- DESCRIPTION OF THE TASK: Find the number of lines in these records where the word "государственного" appears. Reply with that number and nothing more.

-- -- --

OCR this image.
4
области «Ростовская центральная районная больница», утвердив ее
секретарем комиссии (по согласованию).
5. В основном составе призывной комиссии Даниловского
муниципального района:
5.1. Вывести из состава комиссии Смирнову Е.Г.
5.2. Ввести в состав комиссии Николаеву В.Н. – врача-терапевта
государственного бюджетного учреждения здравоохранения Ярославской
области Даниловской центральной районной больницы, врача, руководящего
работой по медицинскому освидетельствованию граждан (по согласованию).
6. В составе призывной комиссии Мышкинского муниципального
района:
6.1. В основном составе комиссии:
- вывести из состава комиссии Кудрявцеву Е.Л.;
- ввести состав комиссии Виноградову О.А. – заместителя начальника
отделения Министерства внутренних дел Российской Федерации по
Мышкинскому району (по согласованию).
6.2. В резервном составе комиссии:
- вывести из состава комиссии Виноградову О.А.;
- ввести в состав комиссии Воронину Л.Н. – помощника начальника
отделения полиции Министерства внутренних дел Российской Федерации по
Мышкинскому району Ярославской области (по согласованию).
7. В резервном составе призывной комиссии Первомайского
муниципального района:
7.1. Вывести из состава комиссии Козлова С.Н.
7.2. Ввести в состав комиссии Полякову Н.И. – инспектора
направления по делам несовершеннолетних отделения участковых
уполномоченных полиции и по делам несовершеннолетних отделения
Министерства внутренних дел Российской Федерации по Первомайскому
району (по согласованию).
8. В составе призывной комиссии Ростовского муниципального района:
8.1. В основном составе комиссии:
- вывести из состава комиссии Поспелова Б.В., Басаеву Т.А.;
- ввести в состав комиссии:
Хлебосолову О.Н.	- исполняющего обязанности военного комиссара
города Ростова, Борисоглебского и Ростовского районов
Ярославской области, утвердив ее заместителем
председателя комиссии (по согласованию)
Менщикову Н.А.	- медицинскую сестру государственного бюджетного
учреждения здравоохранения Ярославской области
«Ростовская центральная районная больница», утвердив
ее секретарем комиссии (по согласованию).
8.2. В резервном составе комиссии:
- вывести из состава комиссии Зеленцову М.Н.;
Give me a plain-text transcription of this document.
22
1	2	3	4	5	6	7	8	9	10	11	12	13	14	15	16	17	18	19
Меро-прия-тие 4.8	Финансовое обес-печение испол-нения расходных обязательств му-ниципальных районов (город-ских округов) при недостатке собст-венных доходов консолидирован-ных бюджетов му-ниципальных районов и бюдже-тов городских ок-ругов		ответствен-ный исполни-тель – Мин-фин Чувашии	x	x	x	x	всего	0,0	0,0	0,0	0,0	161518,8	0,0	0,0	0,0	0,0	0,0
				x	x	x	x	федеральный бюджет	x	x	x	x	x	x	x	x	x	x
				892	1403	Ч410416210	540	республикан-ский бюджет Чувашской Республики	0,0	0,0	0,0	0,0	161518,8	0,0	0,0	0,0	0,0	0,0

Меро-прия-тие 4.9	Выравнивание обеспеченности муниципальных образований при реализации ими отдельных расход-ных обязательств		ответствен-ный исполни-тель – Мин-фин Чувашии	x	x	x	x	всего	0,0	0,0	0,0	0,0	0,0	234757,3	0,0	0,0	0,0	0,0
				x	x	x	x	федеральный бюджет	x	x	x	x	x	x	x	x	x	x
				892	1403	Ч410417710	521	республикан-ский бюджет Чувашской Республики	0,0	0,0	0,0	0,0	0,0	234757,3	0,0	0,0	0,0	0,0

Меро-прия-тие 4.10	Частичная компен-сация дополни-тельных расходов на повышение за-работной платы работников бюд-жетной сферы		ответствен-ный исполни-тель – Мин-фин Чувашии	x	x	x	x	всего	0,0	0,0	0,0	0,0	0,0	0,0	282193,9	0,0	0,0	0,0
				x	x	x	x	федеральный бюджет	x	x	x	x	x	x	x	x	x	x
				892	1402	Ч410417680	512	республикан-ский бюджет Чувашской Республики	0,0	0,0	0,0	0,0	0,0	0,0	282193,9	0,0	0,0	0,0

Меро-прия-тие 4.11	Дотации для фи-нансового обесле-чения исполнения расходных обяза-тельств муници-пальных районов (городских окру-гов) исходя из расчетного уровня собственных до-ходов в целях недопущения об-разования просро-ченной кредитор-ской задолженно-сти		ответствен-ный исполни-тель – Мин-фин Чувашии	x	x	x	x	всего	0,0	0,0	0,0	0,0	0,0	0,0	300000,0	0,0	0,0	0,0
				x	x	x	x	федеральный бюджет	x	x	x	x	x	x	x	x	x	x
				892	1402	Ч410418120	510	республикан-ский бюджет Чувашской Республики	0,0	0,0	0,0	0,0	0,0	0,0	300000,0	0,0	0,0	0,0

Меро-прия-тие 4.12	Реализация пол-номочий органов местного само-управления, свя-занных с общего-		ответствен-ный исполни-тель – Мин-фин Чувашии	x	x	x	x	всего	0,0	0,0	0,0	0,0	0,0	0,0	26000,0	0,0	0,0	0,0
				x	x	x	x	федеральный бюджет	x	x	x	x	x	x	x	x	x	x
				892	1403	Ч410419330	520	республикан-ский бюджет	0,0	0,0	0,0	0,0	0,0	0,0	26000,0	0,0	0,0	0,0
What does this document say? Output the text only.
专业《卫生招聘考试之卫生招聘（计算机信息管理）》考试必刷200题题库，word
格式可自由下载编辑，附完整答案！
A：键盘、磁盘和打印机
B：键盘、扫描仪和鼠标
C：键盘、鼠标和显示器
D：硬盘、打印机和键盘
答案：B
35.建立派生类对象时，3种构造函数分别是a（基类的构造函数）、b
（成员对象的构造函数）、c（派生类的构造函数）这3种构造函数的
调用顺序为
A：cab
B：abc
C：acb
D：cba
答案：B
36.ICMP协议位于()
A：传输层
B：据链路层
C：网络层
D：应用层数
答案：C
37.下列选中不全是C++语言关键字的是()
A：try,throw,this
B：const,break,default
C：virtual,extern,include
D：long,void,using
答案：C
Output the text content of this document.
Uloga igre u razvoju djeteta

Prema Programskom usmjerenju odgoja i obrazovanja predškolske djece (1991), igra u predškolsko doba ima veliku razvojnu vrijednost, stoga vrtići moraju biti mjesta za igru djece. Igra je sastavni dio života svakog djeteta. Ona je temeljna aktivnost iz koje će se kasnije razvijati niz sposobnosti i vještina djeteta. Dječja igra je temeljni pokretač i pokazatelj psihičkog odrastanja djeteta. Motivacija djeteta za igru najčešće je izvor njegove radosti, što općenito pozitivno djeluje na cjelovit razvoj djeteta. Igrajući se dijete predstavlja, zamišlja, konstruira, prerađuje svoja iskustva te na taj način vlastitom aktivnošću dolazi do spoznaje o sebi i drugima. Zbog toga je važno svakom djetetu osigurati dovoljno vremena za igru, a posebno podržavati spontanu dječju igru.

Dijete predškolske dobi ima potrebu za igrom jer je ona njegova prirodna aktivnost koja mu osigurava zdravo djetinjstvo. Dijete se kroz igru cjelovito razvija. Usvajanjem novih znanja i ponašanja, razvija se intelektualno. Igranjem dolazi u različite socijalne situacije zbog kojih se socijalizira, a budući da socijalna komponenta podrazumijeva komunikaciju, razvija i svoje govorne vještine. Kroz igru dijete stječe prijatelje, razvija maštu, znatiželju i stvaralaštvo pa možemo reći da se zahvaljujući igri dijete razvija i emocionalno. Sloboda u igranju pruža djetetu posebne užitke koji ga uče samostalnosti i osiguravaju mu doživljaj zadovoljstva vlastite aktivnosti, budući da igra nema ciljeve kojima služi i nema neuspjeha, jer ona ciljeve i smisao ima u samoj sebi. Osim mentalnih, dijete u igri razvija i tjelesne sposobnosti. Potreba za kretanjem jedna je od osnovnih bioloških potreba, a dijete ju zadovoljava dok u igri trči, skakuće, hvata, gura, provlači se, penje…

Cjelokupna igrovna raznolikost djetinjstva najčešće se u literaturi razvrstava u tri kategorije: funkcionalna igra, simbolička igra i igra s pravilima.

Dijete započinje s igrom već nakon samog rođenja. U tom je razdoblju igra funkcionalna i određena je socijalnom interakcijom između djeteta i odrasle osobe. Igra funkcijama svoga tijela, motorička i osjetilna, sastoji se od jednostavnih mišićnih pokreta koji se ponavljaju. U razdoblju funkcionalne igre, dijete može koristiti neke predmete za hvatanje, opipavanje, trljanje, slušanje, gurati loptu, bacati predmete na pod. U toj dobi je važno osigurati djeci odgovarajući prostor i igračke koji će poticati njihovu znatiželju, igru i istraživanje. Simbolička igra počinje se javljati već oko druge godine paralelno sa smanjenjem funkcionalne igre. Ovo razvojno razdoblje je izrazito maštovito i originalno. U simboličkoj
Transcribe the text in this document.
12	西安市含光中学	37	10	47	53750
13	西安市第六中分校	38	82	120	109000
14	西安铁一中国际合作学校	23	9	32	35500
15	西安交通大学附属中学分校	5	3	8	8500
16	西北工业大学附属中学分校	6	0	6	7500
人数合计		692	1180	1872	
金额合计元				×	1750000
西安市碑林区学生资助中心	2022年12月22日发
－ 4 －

-- -- --

- FINAL RESULT: 2